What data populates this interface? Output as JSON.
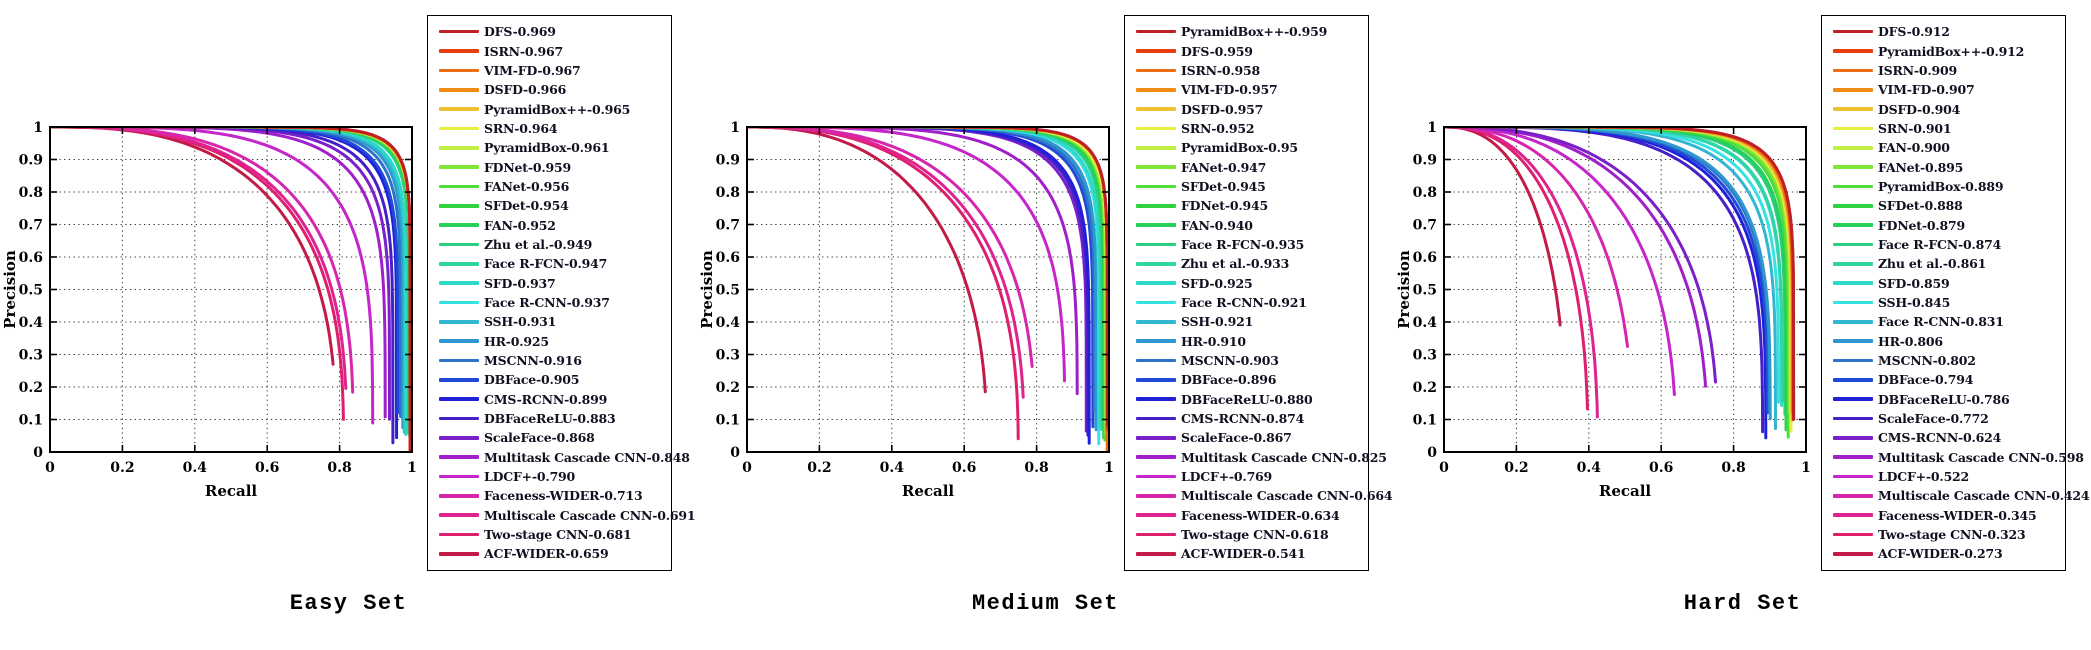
{
  "page": {
    "background": "#ffffff"
  },
  "palette": [
    "#bf2026",
    "#e63e11",
    "#ee6c12",
    "#f08c15",
    "#eec133",
    "#e6ee3e",
    "#c0ee42",
    "#7fe53a",
    "#4dde3a",
    "#2ed33e",
    "#26cf58",
    "#2bcf84",
    "#31d5a4",
    "#2ad9c8",
    "#35e2e2",
    "#33b6cf",
    "#2f97cf",
    "#2a75c9",
    "#1f49d6",
    "#2020d9",
    "#4520c9",
    "#7a1fc9",
    "#a01fc9",
    "#c426c9",
    "#d626ae",
    "#de2390",
    "#dd1f6e",
    "#c41a48"
  ],
  "axis_style": {
    "box_color": "#000000",
    "grid_color": "#333333",
    "grid_style": "dotted",
    "tick_label_color": "#000000"
  },
  "chart_data": [
    {
      "type": "line",
      "title": "Easy Set",
      "xlabel": "Recall",
      "ylabel": "Precision",
      "xlim": [
        0,
        1
      ],
      "ylim": [
        0,
        1
      ],
      "grid": true,
      "legend_position": "right",
      "x_ticks": [
        "0",
        "0.2",
        "0.4",
        "0.6",
        "0.8",
        "1"
      ],
      "y_ticks": [
        "0",
        "0.1",
        "0.2",
        "0.3",
        "0.4",
        "0.5",
        "0.6",
        "0.7",
        "0.8",
        "0.9",
        "1"
      ],
      "series": [
        {
          "name": "DFS",
          "ap": 0.969,
          "label": "DFS-0.969"
        },
        {
          "name": "ISRN",
          "ap": 0.967,
          "label": "ISRN-0.967"
        },
        {
          "name": "VIM-FD",
          "ap": 0.967,
          "label": "VIM-FD-0.967"
        },
        {
          "name": "DSFD",
          "ap": 0.966,
          "label": "DSFD-0.966"
        },
        {
          "name": "PyramidBox++",
          "ap": 0.965,
          "label": "PyramidBox++-0.965"
        },
        {
          "name": "SRN",
          "ap": 0.964,
          "label": "SRN-0.964"
        },
        {
          "name": "PyramidBox",
          "ap": 0.961,
          "label": "PyramidBox-0.961"
        },
        {
          "name": "FDNet",
          "ap": 0.959,
          "label": "FDNet-0.959"
        },
        {
          "name": "FANet",
          "ap": 0.956,
          "label": "FANet-0.956"
        },
        {
          "name": "SFDet",
          "ap": 0.954,
          "label": "SFDet-0.954"
        },
        {
          "name": "FAN",
          "ap": 0.952,
          "label": "FAN-0.952"
        },
        {
          "name": "Zhu et al.",
          "ap": 0.949,
          "label": "Zhu et al.-0.949"
        },
        {
          "name": "Face R-FCN",
          "ap": 0.947,
          "label": "Face R-FCN-0.947"
        },
        {
          "name": "SFD",
          "ap": 0.937,
          "label": "SFD-0.937"
        },
        {
          "name": "Face R-CNN",
          "ap": 0.937,
          "label": "Face R-CNN-0.937"
        },
        {
          "name": "SSH",
          "ap": 0.931,
          "label": "SSH-0.931"
        },
        {
          "name": "HR",
          "ap": 0.925,
          "label": "HR-0.925"
        },
        {
          "name": "MSCNN",
          "ap": 0.916,
          "label": "MSCNN-0.916"
        },
        {
          "name": "DBFace",
          "ap": 0.905,
          "label": "DBFace-0.905"
        },
        {
          "name": "CMS-RCNN",
          "ap": 0.899,
          "label": "CMS-RCNN-0.899"
        },
        {
          "name": "DBFaceReLU",
          "ap": 0.883,
          "label": "DBFaceReLU-0.883"
        },
        {
          "name": "ScaleFace",
          "ap": 0.868,
          "label": "ScaleFace-0.868"
        },
        {
          "name": "Multitask Cascade CNN",
          "ap": 0.848,
          "label": "Multitask Cascade CNN-0.848"
        },
        {
          "name": "LDCF+",
          "ap": 0.79,
          "label": "LDCF+-0.790"
        },
        {
          "name": "Faceness-WIDER",
          "ap": 0.713,
          "label": "Faceness-WIDER-0.713"
        },
        {
          "name": "Multiscale Cascade CNN",
          "ap": 0.691,
          "label": "Multiscale Cascade CNN-0.691"
        },
        {
          "name": "Two-stage CNN",
          "ap": 0.681,
          "label": "Two-stage CNN-0.681"
        },
        {
          "name": "ACF-WIDER",
          "ap": 0.659,
          "label": "ACF-WIDER-0.659"
        }
      ]
    },
    {
      "type": "line",
      "title": "Medium Set",
      "xlabel": "Recall",
      "ylabel": "Precision",
      "xlim": [
        0,
        1
      ],
      "ylim": [
        0,
        1
      ],
      "grid": true,
      "legend_position": "right",
      "x_ticks": [
        "0",
        "0.2",
        "0.4",
        "0.6",
        "0.8",
        "1"
      ],
      "y_ticks": [
        "0",
        "0.1",
        "0.2",
        "0.3",
        "0.4",
        "0.5",
        "0.6",
        "0.7",
        "0.8",
        "0.9",
        "1"
      ],
      "series": [
        {
          "name": "PyramidBox++",
          "ap": 0.959,
          "label": "PyramidBox++-0.959"
        },
        {
          "name": "DFS",
          "ap": 0.959,
          "label": "DFS-0.959"
        },
        {
          "name": "ISRN",
          "ap": 0.958,
          "label": "ISRN-0.958"
        },
        {
          "name": "VIM-FD",
          "ap": 0.957,
          "label": "VIM-FD-0.957"
        },
        {
          "name": "DSFD",
          "ap": 0.957,
          "label": "DSFD-0.957"
        },
        {
          "name": "SRN",
          "ap": 0.952,
          "label": "SRN-0.952"
        },
        {
          "name": "PyramidBox",
          "ap": 0.95,
          "label": "PyramidBox-0.95"
        },
        {
          "name": "FANet",
          "ap": 0.947,
          "label": "FANet-0.947"
        },
        {
          "name": "SFDet",
          "ap": 0.945,
          "label": "SFDet-0.945"
        },
        {
          "name": "FDNet",
          "ap": 0.945,
          "label": "FDNet-0.945"
        },
        {
          "name": "FAN",
          "ap": 0.94,
          "label": "FAN-0.940"
        },
        {
          "name": "Face R-FCN",
          "ap": 0.935,
          "label": "Face R-FCN-0.935"
        },
        {
          "name": "Zhu et al.",
          "ap": 0.933,
          "label": "Zhu et al.-0.933"
        },
        {
          "name": "SFD",
          "ap": 0.925,
          "label": "SFD-0.925"
        },
        {
          "name": "Face R-CNN",
          "ap": 0.921,
          "label": "Face R-CNN-0.921"
        },
        {
          "name": "SSH",
          "ap": 0.921,
          "label": "SSH-0.921"
        },
        {
          "name": "HR",
          "ap": 0.91,
          "label": "HR-0.910"
        },
        {
          "name": "MSCNN",
          "ap": 0.903,
          "label": "MSCNN-0.903"
        },
        {
          "name": "DBFace",
          "ap": 0.896,
          "label": "DBFace-0.896"
        },
        {
          "name": "DBFaceReLU",
          "ap": 0.88,
          "label": "DBFaceReLU-0.880"
        },
        {
          "name": "CMS-RCNN",
          "ap": 0.874,
          "label": "CMS-RCNN-0.874"
        },
        {
          "name": "ScaleFace",
          "ap": 0.867,
          "label": "ScaleFace-0.867"
        },
        {
          "name": "Multitask Cascade CNN",
          "ap": 0.825,
          "label": "Multitask Cascade CNN-0.825"
        },
        {
          "name": "LDCF+",
          "ap": 0.769,
          "label": "LDCF+-0.769"
        },
        {
          "name": "Multiscale Cascade CNN",
          "ap": 0.664,
          "label": "Multiscale Cascade CNN-0.664"
        },
        {
          "name": "Faceness-WIDER",
          "ap": 0.634,
          "label": "Faceness-WIDER-0.634"
        },
        {
          "name": "Two-stage CNN",
          "ap": 0.618,
          "label": "Two-stage CNN-0.618"
        },
        {
          "name": "ACF-WIDER",
          "ap": 0.541,
          "label": "ACF-WIDER-0.541"
        }
      ]
    },
    {
      "type": "line",
      "title": "Hard Set",
      "xlabel": "Recall",
      "ylabel": "Precision",
      "xlim": [
        0,
        1
      ],
      "ylim": [
        0,
        1
      ],
      "grid": true,
      "legend_position": "right",
      "x_ticks": [
        "0",
        "0.2",
        "0.4",
        "0.6",
        "0.8",
        "1"
      ],
      "y_ticks": [
        "0",
        "0.1",
        "0.2",
        "0.3",
        "0.4",
        "0.5",
        "0.6",
        "0.7",
        "0.8",
        "0.9",
        "1"
      ],
      "series": [
        {
          "name": "DFS",
          "ap": 0.912,
          "label": "DFS-0.912"
        },
        {
          "name": "PyramidBox++",
          "ap": 0.912,
          "label": "PyramidBox++-0.912"
        },
        {
          "name": "ISRN",
          "ap": 0.909,
          "label": "ISRN-0.909"
        },
        {
          "name": "VIM-FD",
          "ap": 0.907,
          "label": "VIM-FD-0.907"
        },
        {
          "name": "DSFD",
          "ap": 0.904,
          "label": "DSFD-0.904"
        },
        {
          "name": "SRN",
          "ap": 0.901,
          "label": "SRN-0.901"
        },
        {
          "name": "FAN",
          "ap": 0.9,
          "label": "FAN-0.900"
        },
        {
          "name": "FANet",
          "ap": 0.895,
          "label": "FANet-0.895"
        },
        {
          "name": "PyramidBox",
          "ap": 0.889,
          "label": "PyramidBox-0.889"
        },
        {
          "name": "SFDet",
          "ap": 0.888,
          "label": "SFDet-0.888"
        },
        {
          "name": "FDNet",
          "ap": 0.879,
          "label": "FDNet-0.879"
        },
        {
          "name": "Face R-FCN",
          "ap": 0.874,
          "label": "Face R-FCN-0.874"
        },
        {
          "name": "Zhu et al.",
          "ap": 0.861,
          "label": "Zhu et al.-0.861"
        },
        {
          "name": "SFD",
          "ap": 0.859,
          "label": "SFD-0.859"
        },
        {
          "name": "SSH",
          "ap": 0.845,
          "label": "SSH-0.845"
        },
        {
          "name": "Face R-CNN",
          "ap": 0.831,
          "label": "Face R-CNN-0.831"
        },
        {
          "name": "HR",
          "ap": 0.806,
          "label": "HR-0.806"
        },
        {
          "name": "MSCNN",
          "ap": 0.802,
          "label": "MSCNN-0.802"
        },
        {
          "name": "DBFace",
          "ap": 0.794,
          "label": "DBFace-0.794"
        },
        {
          "name": "DBFaceReLU",
          "ap": 0.786,
          "label": "DBFaceReLU-0.786"
        },
        {
          "name": "ScaleFace",
          "ap": 0.772,
          "label": "ScaleFace-0.772"
        },
        {
          "name": "CMS-RCNN",
          "ap": 0.624,
          "label": "CMS-RCNN-0.624"
        },
        {
          "name": "Multitask Cascade CNN",
          "ap": 0.598,
          "label": "Multitask Cascade CNN-0.598"
        },
        {
          "name": "LDCF+",
          "ap": 0.522,
          "label": "LDCF+-0.522"
        },
        {
          "name": "Multiscale Cascade CNN",
          "ap": 0.424,
          "label": "Multiscale Cascade CNN-0.424"
        },
        {
          "name": "Faceness-WIDER",
          "ap": 0.345,
          "label": "Faceness-WIDER-0.345"
        },
        {
          "name": "Two-stage CNN",
          "ap": 0.323,
          "label": "Two-stage CNN-0.323"
        },
        {
          "name": "ACF-WIDER",
          "ap": 0.273,
          "label": "ACF-WIDER-0.273"
        }
      ]
    }
  ]
}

######

What you will do - Pull out every line in the data above that has the word "title".

Solution -
      "title": "Easy Set",
      "title": "Medium Set",
      "title": "Hard Set",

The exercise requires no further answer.